- _Excerpt_
%%

To assess cumulative delayed effects up to 48 hours prior to FEV_1_ measurement, we applied distributed lag non-linear models (DLNMs) with mixed effects, including a fifth-degree polynomial lag function and an AR(1) structure to account for temporal correlation.5 Analyses were conducted for the full cohort and stratified by time of day and exposure group. Results were reported as per cent change in ppFEV_1_ per IQR increase in 24-hour moving average PM_2.5_.
Models were adjusted for confounders. Missing data were linearly interpolated (for gaps ≤6 hours), and observations were retained only when at least 50% of hourly PM_2.5_ data were available for the 24-hour window preceding spirometry.
Analyses were performed using R, with significance set at p<0.05, interaction terms with p<0.10 indicated potential effect modification. Model assumptions were evaluated by inspecting diagnostic residual plots and conducting statistical tests for normality, homoscedasticity and autocorrelation.
Patient and public involvement
Children and their mothers contributed to optimising sensor and spirometry placement and provided feedback on equipment acceptability. They also reported any issues during data collection, allowing prompt intervention. Results will be communicated in a format accessible to both children and adults.
Results
We included 29 children with a median age of 12 (11–14) years, 18 (62.1%) of whom were female, evenly distributed across the three groups (table 1). Of the 30 children initially planned, one participant could not be included in group 2, as no additional child met the inclusion criteria for this group. Noisy breathing or chest wheezing at any point in life was reported by 5 (17.2%) of participants, with 2 (6.9%) experiencing wheezing in the past 12 months and 7 (24.1%) reporting dry nocturnal cough in the past 12 months. No significant differences were observed between the three groups in terms of demographic, anthropometric and ISAAC characteristics. However, ppFVC was higher in G2 (100.6%) compared with G1 (78.1%) and G3 (86.4%) (p=0.008). A total of 9 children (31.0%) had a ppFVC below 80%, with 6 (60.0%) in group G1, 1 (11.1%) in G2 and 2 (20.0%) in G3 (p=0.046). Regarding ppFEV_1_, 6 (20.7%) had values below 80%, including four in G1, 1 in G2 and G3 (p=0.176) (table 1).
A total of 1101 (90.4%) flow-volume curves were obtained out of 1218 expected (figure 1). The median number of curves performed per child was 36 (29–42) over 7 days. Boys performed more curves than girls, with a median of 42 (36.5–59) versus 33 (27.2–36), (p=0.005) (online supplemental appendix 1).
Flow chart of data selection from spirometry curves and PM2.5 concentration measurements in 29 children. FEV1, forced expiratory volume in 1 s; PM2.5, particles with a diameter of less than 2.5 µm.
Of the 1101 curves collected, 476 were excluded due to non-compliance with the ATS/ERS validation standards. Ultimately, of the 625 (51.3%) acceptable curves, 313 valid, non-duplicate curves were included in the analyses (figure 1).

%%

- _Material provided_
%%

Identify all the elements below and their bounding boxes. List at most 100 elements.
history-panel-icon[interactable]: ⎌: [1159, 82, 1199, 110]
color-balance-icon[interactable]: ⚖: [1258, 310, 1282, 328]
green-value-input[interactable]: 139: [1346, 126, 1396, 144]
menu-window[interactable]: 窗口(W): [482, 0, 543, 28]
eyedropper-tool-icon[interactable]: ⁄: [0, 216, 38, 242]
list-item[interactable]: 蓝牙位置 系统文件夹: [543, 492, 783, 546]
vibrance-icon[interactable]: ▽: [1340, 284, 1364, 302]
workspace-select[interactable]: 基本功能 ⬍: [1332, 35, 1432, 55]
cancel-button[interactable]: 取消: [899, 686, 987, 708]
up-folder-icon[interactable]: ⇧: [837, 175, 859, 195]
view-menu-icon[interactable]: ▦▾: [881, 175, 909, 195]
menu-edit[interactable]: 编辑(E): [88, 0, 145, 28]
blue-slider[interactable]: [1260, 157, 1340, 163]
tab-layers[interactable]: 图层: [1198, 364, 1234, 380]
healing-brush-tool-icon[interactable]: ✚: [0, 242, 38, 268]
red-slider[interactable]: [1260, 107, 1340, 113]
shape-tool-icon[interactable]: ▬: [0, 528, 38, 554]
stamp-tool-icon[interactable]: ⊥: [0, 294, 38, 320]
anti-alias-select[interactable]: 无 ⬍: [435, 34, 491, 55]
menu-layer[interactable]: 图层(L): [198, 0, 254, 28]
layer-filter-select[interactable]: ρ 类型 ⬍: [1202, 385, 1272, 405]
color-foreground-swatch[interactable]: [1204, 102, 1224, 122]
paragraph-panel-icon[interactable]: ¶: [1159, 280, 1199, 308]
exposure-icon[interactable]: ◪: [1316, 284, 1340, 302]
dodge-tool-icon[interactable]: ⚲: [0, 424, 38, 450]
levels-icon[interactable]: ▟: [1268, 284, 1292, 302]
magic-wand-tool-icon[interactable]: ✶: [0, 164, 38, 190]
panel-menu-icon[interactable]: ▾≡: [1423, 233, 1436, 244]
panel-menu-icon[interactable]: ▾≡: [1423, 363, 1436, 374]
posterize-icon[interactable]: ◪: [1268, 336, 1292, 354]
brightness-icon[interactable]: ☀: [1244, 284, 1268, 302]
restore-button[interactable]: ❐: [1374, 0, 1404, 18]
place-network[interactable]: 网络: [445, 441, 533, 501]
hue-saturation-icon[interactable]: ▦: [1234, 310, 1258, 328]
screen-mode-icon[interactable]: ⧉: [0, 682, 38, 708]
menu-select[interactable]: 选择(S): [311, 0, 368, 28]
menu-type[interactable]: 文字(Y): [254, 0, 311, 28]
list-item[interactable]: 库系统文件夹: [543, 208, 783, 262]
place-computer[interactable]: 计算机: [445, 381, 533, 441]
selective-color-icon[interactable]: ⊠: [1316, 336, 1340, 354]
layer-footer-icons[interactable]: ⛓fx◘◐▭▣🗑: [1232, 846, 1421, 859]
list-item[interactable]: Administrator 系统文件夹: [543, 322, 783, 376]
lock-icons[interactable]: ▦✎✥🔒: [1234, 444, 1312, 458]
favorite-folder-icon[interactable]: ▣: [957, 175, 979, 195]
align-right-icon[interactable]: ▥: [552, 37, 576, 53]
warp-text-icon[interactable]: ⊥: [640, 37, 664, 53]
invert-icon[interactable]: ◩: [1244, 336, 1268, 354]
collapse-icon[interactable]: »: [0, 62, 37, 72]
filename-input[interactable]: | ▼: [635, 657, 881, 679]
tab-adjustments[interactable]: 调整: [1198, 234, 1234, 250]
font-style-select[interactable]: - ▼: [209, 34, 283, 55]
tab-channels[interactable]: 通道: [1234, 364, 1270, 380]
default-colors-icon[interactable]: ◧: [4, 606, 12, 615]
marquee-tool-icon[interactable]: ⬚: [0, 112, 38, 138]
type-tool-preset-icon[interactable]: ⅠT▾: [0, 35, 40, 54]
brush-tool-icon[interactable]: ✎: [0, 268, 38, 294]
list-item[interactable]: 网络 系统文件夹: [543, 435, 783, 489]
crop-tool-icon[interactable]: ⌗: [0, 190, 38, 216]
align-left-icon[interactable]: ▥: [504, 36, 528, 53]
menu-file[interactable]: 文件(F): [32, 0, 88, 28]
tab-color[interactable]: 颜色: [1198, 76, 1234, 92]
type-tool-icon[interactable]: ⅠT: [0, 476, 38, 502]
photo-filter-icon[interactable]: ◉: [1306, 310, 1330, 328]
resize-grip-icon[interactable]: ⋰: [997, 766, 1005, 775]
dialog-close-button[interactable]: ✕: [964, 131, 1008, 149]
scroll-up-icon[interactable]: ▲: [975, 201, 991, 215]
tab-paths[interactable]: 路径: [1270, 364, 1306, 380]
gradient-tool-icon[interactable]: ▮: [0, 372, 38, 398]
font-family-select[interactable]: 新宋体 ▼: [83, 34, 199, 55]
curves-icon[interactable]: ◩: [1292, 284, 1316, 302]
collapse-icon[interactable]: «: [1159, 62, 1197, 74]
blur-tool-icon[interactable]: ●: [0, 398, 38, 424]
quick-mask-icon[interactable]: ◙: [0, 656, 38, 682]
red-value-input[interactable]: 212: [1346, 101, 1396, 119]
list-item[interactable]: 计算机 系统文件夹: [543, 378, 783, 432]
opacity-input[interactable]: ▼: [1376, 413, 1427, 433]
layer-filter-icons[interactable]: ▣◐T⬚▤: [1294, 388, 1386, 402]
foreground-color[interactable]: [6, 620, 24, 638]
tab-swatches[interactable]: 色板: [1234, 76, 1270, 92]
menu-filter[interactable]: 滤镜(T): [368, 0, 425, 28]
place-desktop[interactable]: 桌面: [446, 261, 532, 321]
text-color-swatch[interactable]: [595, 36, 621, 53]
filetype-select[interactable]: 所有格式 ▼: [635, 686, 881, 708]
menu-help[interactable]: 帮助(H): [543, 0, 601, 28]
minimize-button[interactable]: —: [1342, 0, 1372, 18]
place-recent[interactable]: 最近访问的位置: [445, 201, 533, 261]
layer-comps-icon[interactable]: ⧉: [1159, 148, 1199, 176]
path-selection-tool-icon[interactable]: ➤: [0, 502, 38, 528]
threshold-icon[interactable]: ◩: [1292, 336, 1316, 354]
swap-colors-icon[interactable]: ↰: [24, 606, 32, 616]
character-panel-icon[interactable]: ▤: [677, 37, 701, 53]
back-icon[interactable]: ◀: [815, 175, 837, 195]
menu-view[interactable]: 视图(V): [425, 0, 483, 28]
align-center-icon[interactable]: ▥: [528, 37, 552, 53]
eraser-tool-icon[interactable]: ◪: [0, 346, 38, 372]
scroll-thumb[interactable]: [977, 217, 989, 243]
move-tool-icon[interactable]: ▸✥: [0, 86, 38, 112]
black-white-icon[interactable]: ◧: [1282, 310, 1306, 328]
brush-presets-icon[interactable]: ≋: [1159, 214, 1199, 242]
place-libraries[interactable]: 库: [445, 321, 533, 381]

%%

- _Exercise prompt_
Can you carry on the study excerpt about PM_2.5_ exposure and children's lung function, starting after its last sentence?

- _Response below_
Of the 313 valid spirometry measurements, the median FVC and FEV_1_ values were 1.82 L (1.54–2.09) and 1.72 L (1.5–1.9), respectively. 106 (33.9%) had a ppFEV_1_ below 80%, with higher proportions in G1 (56, 44.1%) compared with G2 and G3 (11, 16.4% and 39, 32.8%, respectively; p=0.228) and 161 (51.4%) had a ppFVC below 80% with a significantly higher proportion in G1 with 89 (70.1%) compared with G2 and G3 (22, 32.8% and 50, 42.0%; p=0.047) (table 2).
The ppFEV_1_ measured in the evening was significantly higher than that measured in the morning or midday, with a median of 86.1% (75.3–93.4), 85.9% (79.3–94.1) and 82.5% (75.8–92.1), respectively (p<0.001). Median ppFEV_1_ measurements in non-asthmatic children (n=267) were higher (87.2% (79.0–94.5)) compared with asthmatic children (72.4% (67.0–82.1)) with a borderline significant difference (p*=*0.052) (table 3).
Of the 146 160 PM_2.5_ measurements expected for 29 children (30 per hour over 7 days per child), 93 689 (64.1%) were obtained and 6328 outliers were excluded (figure 1). From the 87 361 valid measurements, hourly averages were computed. Among the 3230 hourly PM_2.5_ concentration measurements, the median PM_2.5_ concentrations were 164.2 µg/m³ (IQR 107.0–272.2) with a minimum of 31.5 and a maximum of 5525.7 µg/m³. The median 24-hour exposure per child was 144.2 µg/m³ (118.4–241.0), with a minimum of 39.8 and a maximum of 696.3 µg/m³. Children from G2 were exposed to the highest PM_2.5_ concentrations with a median of 270.2 µg/m³ compared with 134.73 in G1 and 142.4 in G3 (p=0.016) (table 4).
The average hourly PM_2.5_ concentrations varied throughout the day, with peak exposures around 07:00, 14:00 and 19:00 and concentrations well above WHO recommendations, overall (figure 2A). Group 2 had the highest PM_2.5_ exposure levels, with a clear peak between 12:00 and 15:00, reaching over 750 µg/m³, while groups 1 and 3 had lower concentrations, slightly higher in group 3 compared with group 1 (figure 2B). When stratified by gender, only group 2 showed higher exposure among girls than boys during the day (figure 2C). Similarly, when stratified by school status, unschooled children in group 2 were exposed to significantly higher levels than their schooled counterparts, with hourly peak concentrations exceeding 2000 µg/m³ between 12:00 and 15:00, a difference not observed in group 3 (figure 2C).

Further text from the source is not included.